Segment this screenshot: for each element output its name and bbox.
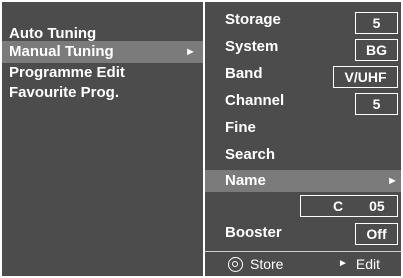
band-value-box[interactable]: V/UHF (333, 66, 398, 88)
menu-item-manual-tuning[interactable]: Manual Tuning ► (2, 41, 203, 63)
system-value: BG (366, 42, 387, 58)
system-value-box[interactable]: BG (355, 39, 398, 61)
band-value: V/UHF (344, 69, 387, 85)
edit-arrow-icon: ► (338, 258, 348, 269)
band-label: Band (225, 65, 263, 82)
channel-value-box[interactable]: 5 (355, 93, 398, 115)
storage-value-box[interactable]: 5 (355, 12, 398, 34)
booster-label: Booster (225, 224, 282, 241)
storage-value: 5 (372, 15, 381, 31)
booster-value-box[interactable]: Off (355, 223, 398, 245)
tv-menu-screen: Auto Tuning Manual Tuning ► Programme Ed… (0, 0, 403, 278)
menu-item-label: Programme Edit (9, 64, 125, 81)
store-label: Store (250, 256, 284, 272)
system-label: System (225, 38, 279, 55)
store-hint[interactable]: Store (228, 255, 283, 273)
booster-value: Off (366, 226, 387, 242)
menu-item-label: Auto Tuning (9, 25, 97, 42)
name-arrow-icon: ► (387, 175, 398, 187)
menu-item-favourite-prog[interactable]: Favourite Prog. (2, 82, 203, 104)
edit-label: Edit (355, 256, 381, 272)
store-icon (228, 256, 243, 272)
menu-item-label: Manual Tuning (9, 43, 114, 60)
manual-tuning-panel: Storage 5 System BG Band V/UHF Channel 5… (205, 2, 401, 276)
name-value-box[interactable]: C 05 (300, 195, 398, 217)
menu-item-label: Favourite Prog. (9, 84, 120, 101)
name-label: Name (225, 172, 266, 189)
menu-item-programme-edit[interactable]: Programme Edit (2, 62, 203, 84)
main-menu-panel: Auto Tuning Manual Tuning ► Programme Ed… (2, 2, 203, 276)
footer-bar: Store ► Edit (205, 252, 401, 276)
name-row[interactable]: Name ► (205, 170, 401, 192)
search-label[interactable]: Search (225, 146, 275, 163)
submenu-arrow-icon: ► (185, 46, 196, 58)
edit-hint[interactable]: ► Edit (338, 255, 380, 273)
storage-label: Storage (225, 11, 281, 28)
fine-label[interactable]: Fine (225, 119, 256, 136)
name-value-letter: C (333, 198, 344, 214)
name-value-number: 05 (369, 198, 385, 214)
channel-value: 5 (372, 96, 381, 112)
channel-label: Channel (225, 92, 285, 109)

### Goal
Transcribe the lines of the records between the line holding "band-value-box[interactable]: V/UHF (333, 66, 398, 88)" and the line holding "booster-value-box[interactable]: Off (355, 223, 398, 245)", inclusive, and nothing else.

### Answer for the task
band-value-box[interactable]: V/UHF (333, 66, 398, 88)
menu-item-manual-tuning[interactable]: Manual Tuning ► (2, 41, 203, 63)
system-value: BG (366, 42, 387, 58)
system-value-box[interactable]: BG (355, 39, 398, 61)
band-value: V/UHF (344, 69, 387, 85)
edit-arrow-icon: ► (338, 258, 348, 269)
band-label: Band (225, 65, 263, 82)
channel-value-box[interactable]: 5 (355, 93, 398, 115)
storage-value-box[interactable]: 5 (355, 12, 398, 34)
booster-label: Booster (225, 224, 282, 241)
storage-value: 5 (372, 15, 381, 31)
booster-value-box[interactable]: Off (355, 223, 398, 245)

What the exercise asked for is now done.